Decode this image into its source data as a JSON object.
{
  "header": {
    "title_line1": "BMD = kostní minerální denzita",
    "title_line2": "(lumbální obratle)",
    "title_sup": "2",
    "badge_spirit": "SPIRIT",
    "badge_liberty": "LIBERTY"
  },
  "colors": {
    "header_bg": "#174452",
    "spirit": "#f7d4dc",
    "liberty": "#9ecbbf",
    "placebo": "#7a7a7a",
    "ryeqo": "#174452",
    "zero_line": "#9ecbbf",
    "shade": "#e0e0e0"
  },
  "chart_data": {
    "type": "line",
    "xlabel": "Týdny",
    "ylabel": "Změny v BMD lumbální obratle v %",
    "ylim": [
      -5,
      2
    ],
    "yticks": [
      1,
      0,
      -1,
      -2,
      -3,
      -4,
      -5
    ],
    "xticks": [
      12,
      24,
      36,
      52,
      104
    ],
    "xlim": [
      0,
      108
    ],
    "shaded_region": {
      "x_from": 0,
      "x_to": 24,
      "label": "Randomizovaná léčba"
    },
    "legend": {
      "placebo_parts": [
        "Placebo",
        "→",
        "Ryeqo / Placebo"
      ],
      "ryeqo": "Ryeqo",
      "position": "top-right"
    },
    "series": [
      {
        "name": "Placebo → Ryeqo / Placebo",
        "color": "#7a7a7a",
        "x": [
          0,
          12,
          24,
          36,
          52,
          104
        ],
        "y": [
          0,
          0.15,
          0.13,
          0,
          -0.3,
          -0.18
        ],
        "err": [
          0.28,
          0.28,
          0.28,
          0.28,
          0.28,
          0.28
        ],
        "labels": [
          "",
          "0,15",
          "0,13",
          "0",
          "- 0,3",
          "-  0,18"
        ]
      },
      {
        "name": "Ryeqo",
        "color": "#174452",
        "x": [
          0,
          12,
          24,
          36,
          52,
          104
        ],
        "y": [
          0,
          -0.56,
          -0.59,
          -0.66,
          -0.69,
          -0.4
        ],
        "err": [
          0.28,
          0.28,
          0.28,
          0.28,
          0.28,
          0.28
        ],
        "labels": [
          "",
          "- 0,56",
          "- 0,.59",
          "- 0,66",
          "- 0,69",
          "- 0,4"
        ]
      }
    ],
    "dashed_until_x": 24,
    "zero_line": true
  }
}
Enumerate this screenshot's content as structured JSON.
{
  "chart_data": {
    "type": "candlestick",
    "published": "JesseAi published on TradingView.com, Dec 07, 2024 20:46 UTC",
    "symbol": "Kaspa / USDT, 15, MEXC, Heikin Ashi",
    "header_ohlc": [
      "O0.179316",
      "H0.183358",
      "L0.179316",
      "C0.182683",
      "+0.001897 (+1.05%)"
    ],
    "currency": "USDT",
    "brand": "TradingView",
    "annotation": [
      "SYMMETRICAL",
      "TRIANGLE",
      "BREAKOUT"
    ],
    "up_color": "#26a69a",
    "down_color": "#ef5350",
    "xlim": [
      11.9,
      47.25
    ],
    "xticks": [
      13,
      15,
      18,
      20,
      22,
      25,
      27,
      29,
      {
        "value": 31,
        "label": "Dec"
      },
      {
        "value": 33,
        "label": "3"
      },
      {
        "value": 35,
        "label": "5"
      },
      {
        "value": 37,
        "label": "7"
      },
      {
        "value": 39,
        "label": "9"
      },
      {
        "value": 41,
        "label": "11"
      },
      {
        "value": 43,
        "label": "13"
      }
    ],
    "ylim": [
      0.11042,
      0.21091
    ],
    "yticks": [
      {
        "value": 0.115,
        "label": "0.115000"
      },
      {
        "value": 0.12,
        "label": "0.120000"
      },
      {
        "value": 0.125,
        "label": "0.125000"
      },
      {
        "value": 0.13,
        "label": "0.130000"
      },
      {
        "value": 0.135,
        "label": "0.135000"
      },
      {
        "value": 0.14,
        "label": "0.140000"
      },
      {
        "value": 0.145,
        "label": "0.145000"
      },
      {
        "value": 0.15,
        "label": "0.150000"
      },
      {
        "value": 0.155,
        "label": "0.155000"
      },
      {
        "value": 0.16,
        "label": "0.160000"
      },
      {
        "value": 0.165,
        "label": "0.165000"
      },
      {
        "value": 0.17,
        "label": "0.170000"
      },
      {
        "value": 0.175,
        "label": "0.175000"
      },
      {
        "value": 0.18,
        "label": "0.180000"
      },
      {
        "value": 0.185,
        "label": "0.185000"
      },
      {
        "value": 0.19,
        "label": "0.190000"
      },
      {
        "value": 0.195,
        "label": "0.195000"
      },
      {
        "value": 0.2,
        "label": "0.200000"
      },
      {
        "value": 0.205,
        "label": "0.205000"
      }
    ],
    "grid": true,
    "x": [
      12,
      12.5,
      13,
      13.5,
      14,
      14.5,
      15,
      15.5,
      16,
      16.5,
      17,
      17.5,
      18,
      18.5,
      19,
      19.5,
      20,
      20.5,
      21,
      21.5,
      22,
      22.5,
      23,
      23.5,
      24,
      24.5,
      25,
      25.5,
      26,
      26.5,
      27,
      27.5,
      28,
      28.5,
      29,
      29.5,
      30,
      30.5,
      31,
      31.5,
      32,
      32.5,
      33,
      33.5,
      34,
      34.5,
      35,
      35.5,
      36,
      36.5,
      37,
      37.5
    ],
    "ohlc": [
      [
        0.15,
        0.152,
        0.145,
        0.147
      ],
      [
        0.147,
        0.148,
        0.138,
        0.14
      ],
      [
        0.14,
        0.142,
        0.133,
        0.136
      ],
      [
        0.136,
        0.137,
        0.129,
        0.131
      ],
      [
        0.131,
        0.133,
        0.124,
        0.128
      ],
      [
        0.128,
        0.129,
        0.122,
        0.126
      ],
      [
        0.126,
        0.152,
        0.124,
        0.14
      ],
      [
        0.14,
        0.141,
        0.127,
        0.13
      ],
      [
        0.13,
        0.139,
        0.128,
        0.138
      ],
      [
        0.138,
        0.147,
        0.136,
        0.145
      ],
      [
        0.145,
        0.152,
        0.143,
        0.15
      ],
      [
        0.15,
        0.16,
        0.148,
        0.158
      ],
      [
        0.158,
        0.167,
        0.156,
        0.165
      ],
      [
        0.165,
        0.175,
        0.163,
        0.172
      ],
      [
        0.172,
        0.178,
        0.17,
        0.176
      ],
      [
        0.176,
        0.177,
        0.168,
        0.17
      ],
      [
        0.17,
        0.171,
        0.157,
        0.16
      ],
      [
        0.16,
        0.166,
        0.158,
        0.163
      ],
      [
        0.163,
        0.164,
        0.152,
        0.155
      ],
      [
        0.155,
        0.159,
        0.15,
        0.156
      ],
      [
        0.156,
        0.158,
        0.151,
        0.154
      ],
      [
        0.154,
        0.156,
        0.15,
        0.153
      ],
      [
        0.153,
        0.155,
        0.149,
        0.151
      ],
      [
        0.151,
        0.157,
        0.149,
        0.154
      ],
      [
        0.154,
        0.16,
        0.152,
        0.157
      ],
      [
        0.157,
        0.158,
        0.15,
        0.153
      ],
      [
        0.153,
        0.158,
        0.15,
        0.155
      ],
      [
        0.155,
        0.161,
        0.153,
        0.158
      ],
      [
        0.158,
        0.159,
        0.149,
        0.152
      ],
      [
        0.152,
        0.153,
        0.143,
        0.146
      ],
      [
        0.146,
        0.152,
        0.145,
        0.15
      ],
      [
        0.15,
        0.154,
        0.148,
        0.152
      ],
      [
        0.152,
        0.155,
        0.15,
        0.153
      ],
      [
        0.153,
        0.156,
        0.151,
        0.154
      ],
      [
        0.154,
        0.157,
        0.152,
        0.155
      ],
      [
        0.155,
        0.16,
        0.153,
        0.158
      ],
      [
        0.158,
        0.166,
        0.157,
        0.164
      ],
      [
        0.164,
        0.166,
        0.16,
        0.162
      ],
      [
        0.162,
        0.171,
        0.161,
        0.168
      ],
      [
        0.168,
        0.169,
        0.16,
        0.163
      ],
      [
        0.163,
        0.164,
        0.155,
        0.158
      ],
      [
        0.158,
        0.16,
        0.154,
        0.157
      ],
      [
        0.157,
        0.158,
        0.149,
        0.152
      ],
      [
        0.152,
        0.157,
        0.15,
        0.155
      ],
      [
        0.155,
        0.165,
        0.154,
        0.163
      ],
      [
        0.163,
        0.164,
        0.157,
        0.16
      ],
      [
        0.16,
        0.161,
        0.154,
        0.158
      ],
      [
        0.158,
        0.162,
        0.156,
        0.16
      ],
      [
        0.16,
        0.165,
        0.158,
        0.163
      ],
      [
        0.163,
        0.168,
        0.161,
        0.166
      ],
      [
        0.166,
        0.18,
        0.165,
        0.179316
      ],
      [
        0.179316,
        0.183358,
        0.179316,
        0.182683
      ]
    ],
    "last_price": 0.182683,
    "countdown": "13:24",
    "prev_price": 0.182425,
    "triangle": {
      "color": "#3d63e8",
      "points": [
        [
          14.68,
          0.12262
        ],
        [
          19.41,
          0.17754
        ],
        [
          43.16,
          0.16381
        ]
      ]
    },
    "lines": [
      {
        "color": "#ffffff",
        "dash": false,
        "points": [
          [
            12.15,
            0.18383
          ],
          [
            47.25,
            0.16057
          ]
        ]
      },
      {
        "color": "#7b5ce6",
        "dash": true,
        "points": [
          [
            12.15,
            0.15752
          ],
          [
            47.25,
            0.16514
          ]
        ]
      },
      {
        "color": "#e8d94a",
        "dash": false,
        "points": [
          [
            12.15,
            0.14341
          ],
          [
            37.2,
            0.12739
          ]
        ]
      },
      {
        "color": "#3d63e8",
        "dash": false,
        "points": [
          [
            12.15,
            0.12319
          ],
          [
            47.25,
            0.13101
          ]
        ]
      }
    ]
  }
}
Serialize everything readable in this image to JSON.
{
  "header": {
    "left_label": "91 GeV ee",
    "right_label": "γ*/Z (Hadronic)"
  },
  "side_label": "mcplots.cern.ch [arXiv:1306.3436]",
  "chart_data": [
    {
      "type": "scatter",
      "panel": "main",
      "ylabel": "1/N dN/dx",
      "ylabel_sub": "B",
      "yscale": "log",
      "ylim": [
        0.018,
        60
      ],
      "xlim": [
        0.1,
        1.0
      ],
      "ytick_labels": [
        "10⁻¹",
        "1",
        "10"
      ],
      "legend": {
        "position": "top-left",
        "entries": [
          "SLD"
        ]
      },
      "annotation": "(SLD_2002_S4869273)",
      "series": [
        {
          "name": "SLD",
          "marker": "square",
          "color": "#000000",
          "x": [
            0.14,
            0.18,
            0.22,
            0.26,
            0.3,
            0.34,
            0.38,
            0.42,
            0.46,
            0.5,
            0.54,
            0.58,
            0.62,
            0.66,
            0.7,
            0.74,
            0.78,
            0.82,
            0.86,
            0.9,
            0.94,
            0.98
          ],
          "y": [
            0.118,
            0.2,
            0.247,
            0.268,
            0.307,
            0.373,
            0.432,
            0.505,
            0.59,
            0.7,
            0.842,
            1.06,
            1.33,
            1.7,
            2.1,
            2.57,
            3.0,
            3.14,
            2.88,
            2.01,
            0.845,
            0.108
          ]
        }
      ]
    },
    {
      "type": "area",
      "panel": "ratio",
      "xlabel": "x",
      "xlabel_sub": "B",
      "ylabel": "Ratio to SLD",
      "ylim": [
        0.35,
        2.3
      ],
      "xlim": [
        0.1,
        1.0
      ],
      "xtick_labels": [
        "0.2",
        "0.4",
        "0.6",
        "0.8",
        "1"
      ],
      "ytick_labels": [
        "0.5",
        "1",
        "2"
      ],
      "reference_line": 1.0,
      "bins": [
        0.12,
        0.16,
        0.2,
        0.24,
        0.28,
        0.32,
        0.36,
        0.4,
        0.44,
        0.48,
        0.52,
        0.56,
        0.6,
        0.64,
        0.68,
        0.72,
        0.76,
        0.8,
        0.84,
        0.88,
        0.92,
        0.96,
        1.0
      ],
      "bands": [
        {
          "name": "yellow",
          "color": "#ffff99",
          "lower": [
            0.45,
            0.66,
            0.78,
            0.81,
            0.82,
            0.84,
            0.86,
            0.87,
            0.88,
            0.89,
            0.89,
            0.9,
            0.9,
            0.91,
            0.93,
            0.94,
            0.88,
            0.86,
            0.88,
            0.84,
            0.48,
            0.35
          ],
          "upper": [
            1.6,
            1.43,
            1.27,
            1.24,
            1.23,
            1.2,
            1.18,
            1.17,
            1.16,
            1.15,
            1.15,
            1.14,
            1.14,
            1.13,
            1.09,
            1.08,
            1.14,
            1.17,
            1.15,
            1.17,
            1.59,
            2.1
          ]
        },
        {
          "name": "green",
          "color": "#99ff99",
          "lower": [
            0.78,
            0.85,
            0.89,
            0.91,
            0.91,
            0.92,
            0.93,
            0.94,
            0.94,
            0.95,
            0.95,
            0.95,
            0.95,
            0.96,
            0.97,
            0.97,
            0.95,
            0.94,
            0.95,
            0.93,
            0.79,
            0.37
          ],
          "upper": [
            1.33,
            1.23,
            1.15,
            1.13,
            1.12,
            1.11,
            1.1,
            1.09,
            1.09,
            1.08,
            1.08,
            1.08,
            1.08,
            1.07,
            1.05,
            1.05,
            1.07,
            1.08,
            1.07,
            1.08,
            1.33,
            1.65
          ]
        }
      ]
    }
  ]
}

● ● ●

Instructions for the task – Using the data above, say how many lines include "obratle". No other reply is needed.

Output of the task – 2